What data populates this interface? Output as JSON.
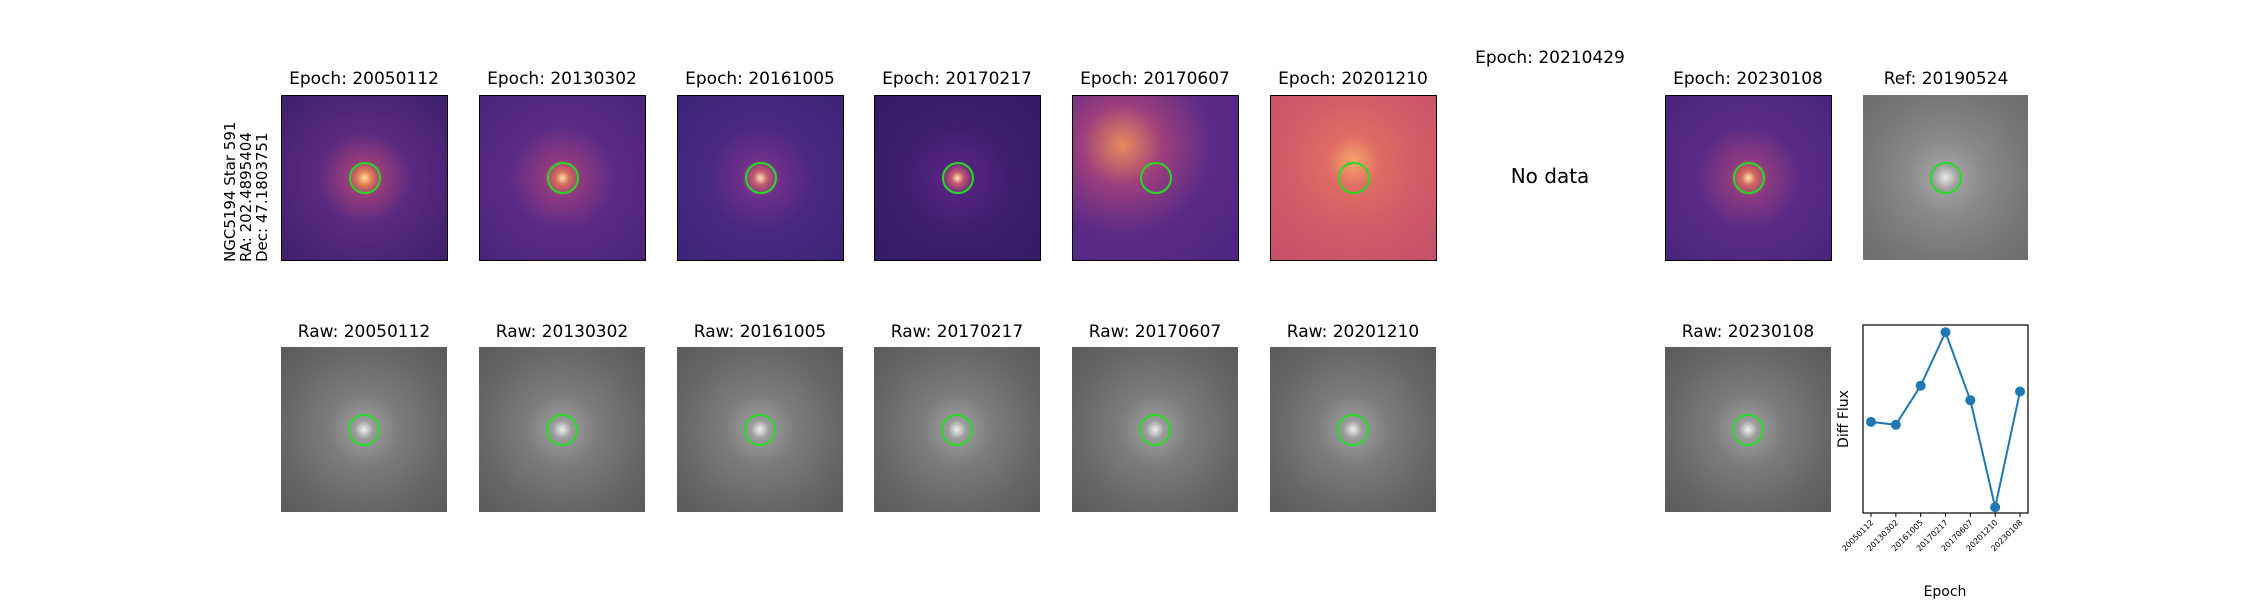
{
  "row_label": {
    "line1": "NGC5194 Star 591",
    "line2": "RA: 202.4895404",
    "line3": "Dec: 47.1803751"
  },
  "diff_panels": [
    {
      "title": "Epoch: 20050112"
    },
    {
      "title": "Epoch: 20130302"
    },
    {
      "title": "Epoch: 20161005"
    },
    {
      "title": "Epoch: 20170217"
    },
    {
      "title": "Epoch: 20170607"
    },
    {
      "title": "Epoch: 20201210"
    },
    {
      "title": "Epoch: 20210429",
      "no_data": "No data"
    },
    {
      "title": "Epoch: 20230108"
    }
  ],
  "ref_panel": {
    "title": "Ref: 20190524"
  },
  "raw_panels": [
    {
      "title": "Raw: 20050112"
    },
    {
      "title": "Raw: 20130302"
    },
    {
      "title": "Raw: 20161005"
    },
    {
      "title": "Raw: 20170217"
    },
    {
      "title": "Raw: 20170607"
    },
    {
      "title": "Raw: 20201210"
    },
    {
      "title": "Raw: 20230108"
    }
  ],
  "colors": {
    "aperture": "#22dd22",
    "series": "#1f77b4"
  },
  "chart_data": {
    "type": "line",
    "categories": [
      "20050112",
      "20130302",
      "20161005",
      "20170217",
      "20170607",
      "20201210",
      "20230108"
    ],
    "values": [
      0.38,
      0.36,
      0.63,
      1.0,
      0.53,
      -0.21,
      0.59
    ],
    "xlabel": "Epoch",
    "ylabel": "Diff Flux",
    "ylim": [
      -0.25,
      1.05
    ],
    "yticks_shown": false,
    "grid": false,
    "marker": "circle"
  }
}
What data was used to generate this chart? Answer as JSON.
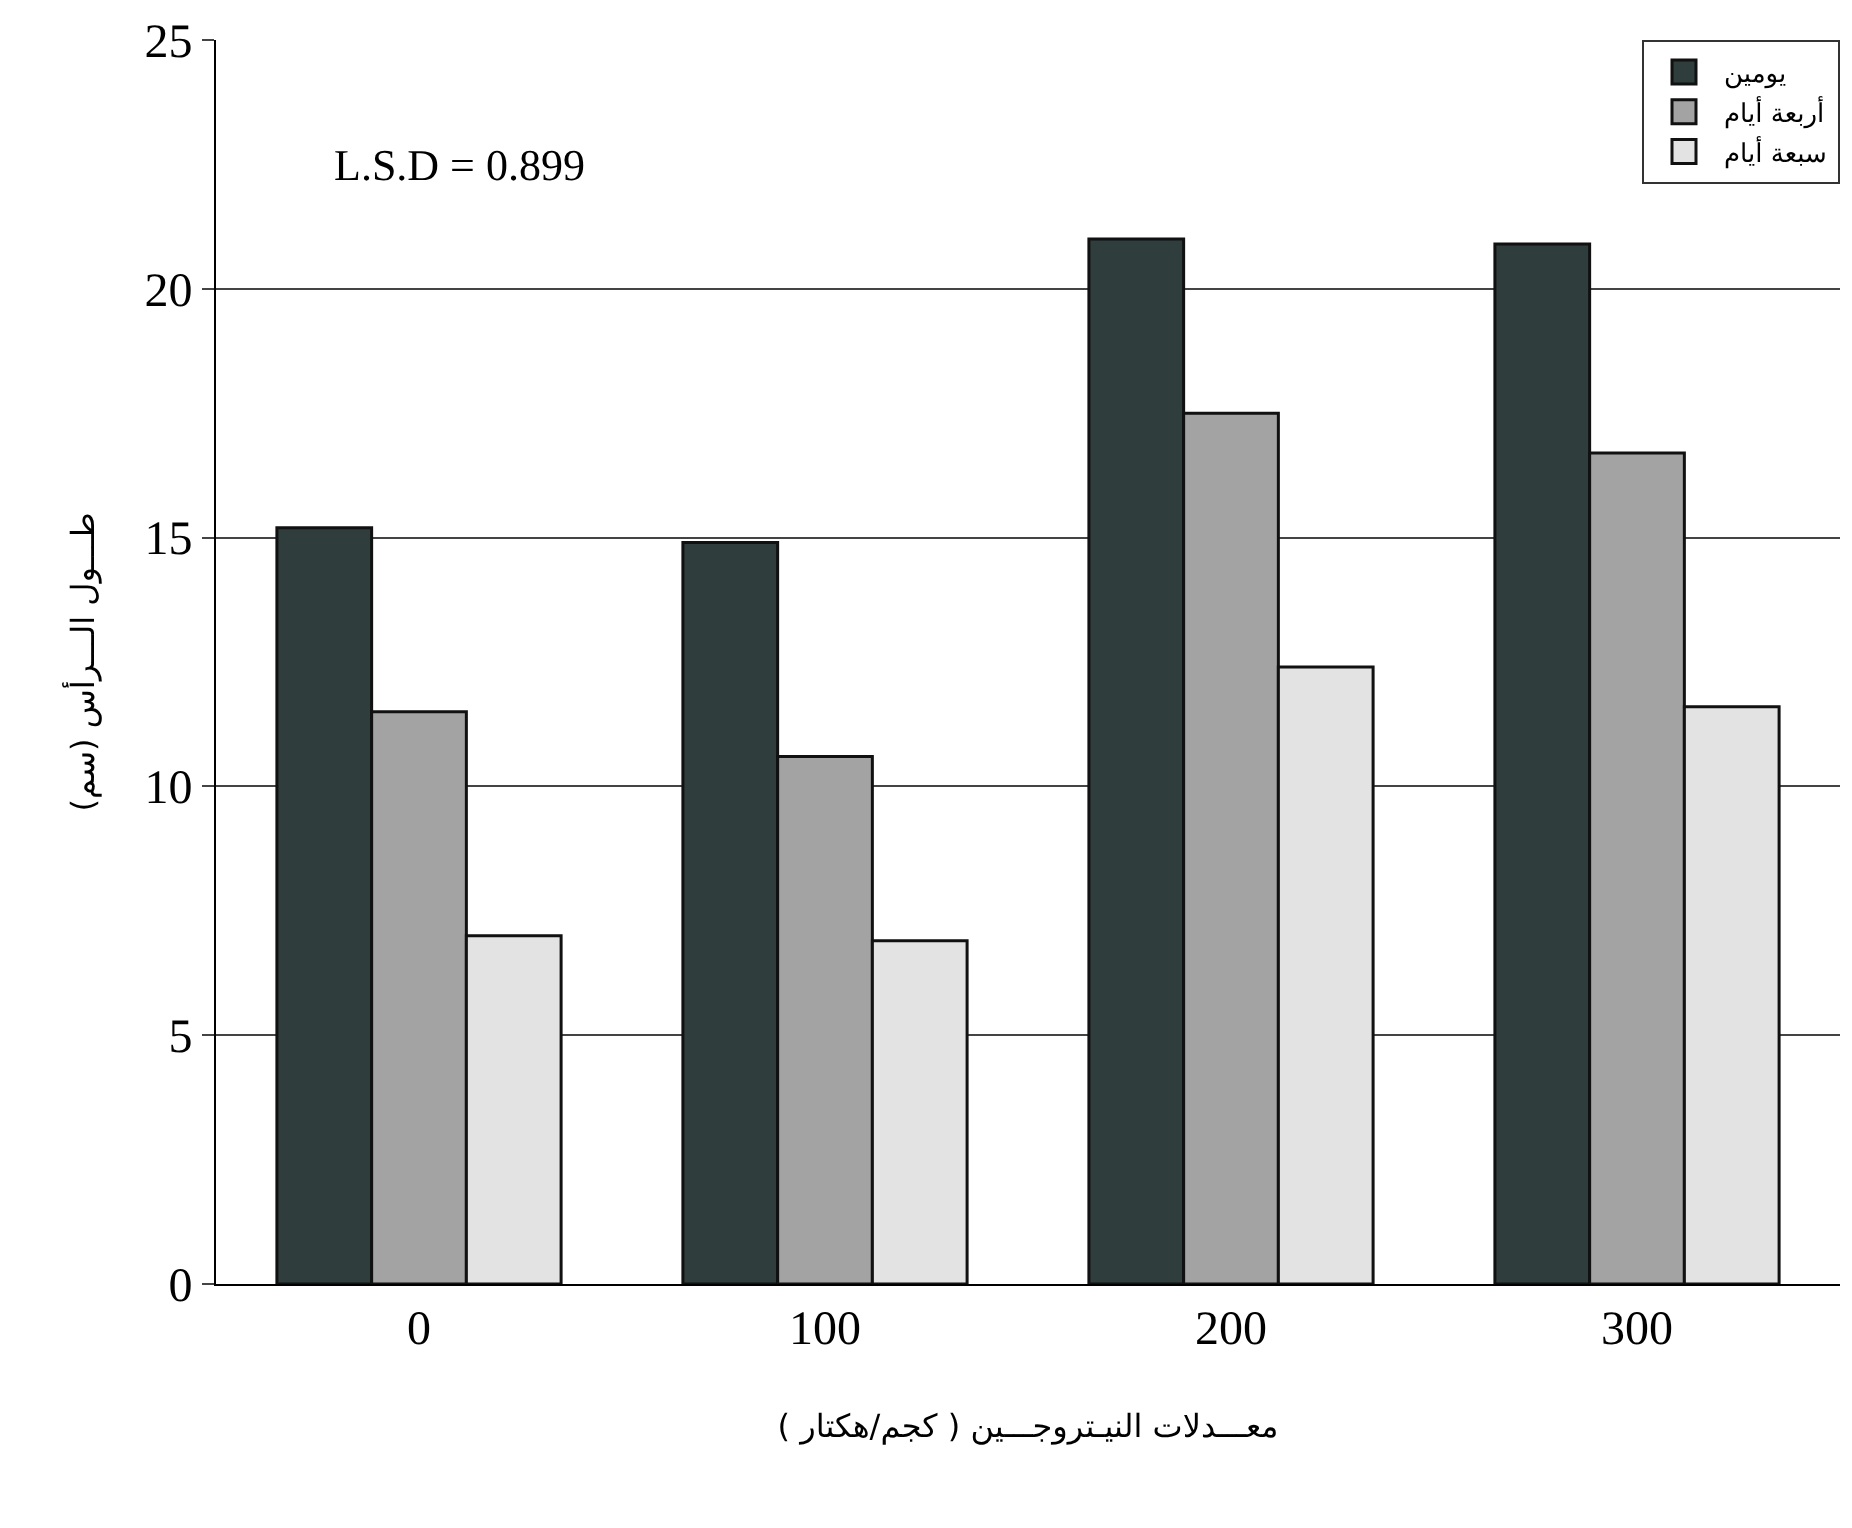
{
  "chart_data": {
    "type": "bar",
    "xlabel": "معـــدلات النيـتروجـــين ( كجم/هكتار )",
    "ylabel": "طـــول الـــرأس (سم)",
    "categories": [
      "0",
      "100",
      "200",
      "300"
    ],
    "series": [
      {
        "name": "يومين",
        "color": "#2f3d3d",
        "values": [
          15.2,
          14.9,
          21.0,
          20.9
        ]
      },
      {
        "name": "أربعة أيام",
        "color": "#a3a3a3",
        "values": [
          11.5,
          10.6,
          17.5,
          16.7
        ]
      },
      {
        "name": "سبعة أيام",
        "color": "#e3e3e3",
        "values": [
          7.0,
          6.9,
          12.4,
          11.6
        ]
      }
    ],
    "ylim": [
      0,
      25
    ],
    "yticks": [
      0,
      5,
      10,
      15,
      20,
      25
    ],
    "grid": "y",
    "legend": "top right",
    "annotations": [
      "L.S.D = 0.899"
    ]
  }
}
━━━
State the number of lines in these entries that include the string "this". Provide nothing beyond that number.

2